Task brief —
Without the pictures, repeat the listing character for character.

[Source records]
━━━
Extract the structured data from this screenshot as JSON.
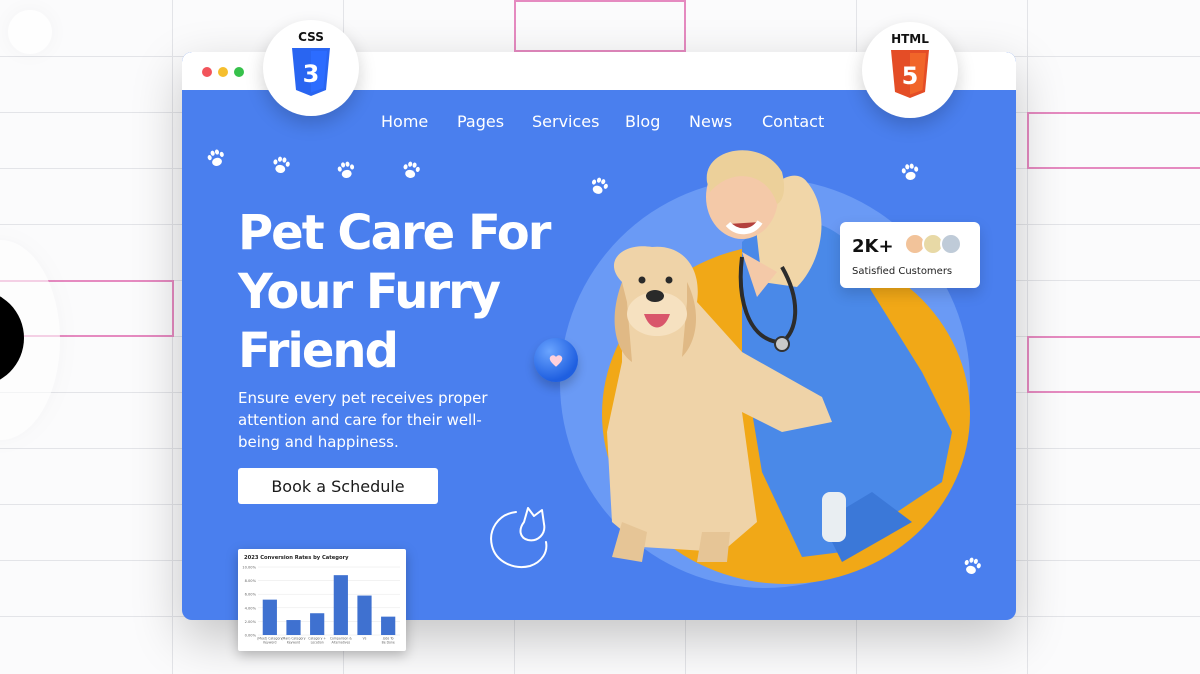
{
  "nav": {
    "items": [
      "Home",
      "Pages",
      "Services",
      "Blog",
      "News",
      "Contact"
    ]
  },
  "hero": {
    "title_lines": [
      "Pet Care For",
      "Your Furry",
      "Friend"
    ],
    "subtitle": "Ensure every pet receives proper attention and care for their well-being and happiness.",
    "cta_label": "Book a Schedule"
  },
  "customers_card": {
    "count": "2K+",
    "label": "Satisfied Customers"
  },
  "badges": {
    "css_label": "CSS",
    "html_label": "HTML",
    "css_digit": "3",
    "html_digit": "5"
  },
  "colors": {
    "hero_blue": "#4a7fee",
    "accent_orange": "#f1a817",
    "css_blue": "#2965f1",
    "html_orange": "#e44d26",
    "chart_bar": "#3f71d0"
  },
  "chart_data": {
    "type": "bar",
    "title": "2023 Conversion Rates by Category",
    "y_ticks": [
      "10.00%",
      "8.00%",
      "6.00%",
      "4.00%",
      "2.00%",
      "0.00%"
    ],
    "ylim": [
      0,
      10
    ],
    "categories": [
      "(Meet) Category Keyword",
      "(Man) Category Keyword",
      "Category + Location",
      "Comparison & Alternatives",
      "Vs",
      "Jobs To Be Done"
    ],
    "values": [
      5.2,
      2.2,
      3.2,
      8.8,
      5.8,
      2.7
    ]
  },
  "icons": [
    "paw-icon",
    "heart-icon",
    "cat-outline-icon",
    "css3-shield-icon",
    "html5-shield-icon"
  ]
}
━━━
Reply —
Extract the structured data from this screenshot as JSON.
{
  "nav": {
    "items": [
      "Home",
      "Pages",
      "Services",
      "Blog",
      "News",
      "Contact"
    ]
  },
  "hero": {
    "title_lines": [
      "Pet Care For",
      "Your Furry",
      "Friend"
    ],
    "subtitle": "Ensure every pet receives proper attention and care for their well-being and happiness.",
    "cta_label": "Book a Schedule"
  },
  "customers_card": {
    "count": "2K+",
    "label": "Satisfied Customers"
  },
  "badges": {
    "css_label": "CSS",
    "html_label": "HTML",
    "css_digit": "3",
    "html_digit": "5"
  },
  "colors": {
    "hero_blue": "#4a7fee",
    "accent_orange": "#f1a817",
    "css_blue": "#2965f1",
    "html_orange": "#e44d26",
    "chart_bar": "#3f71d0"
  },
  "chart_data": {
    "type": "bar",
    "title": "2023 Conversion Rates by Category",
    "y_ticks": [
      "10.00%",
      "8.00%",
      "6.00%",
      "4.00%",
      "2.00%",
      "0.00%"
    ],
    "ylim": [
      0,
      10
    ],
    "categories": [
      "(Meet) Category Keyword",
      "(Man) Category Keyword",
      "Category + Location",
      "Comparison & Alternatives",
      "Vs",
      "Jobs To Be Done"
    ],
    "values": [
      5.2,
      2.2,
      3.2,
      8.8,
      5.8,
      2.7
    ]
  },
  "icons": [
    "paw-icon",
    "heart-icon",
    "cat-outline-icon",
    "css3-shield-icon",
    "html5-shield-icon"
  ]
}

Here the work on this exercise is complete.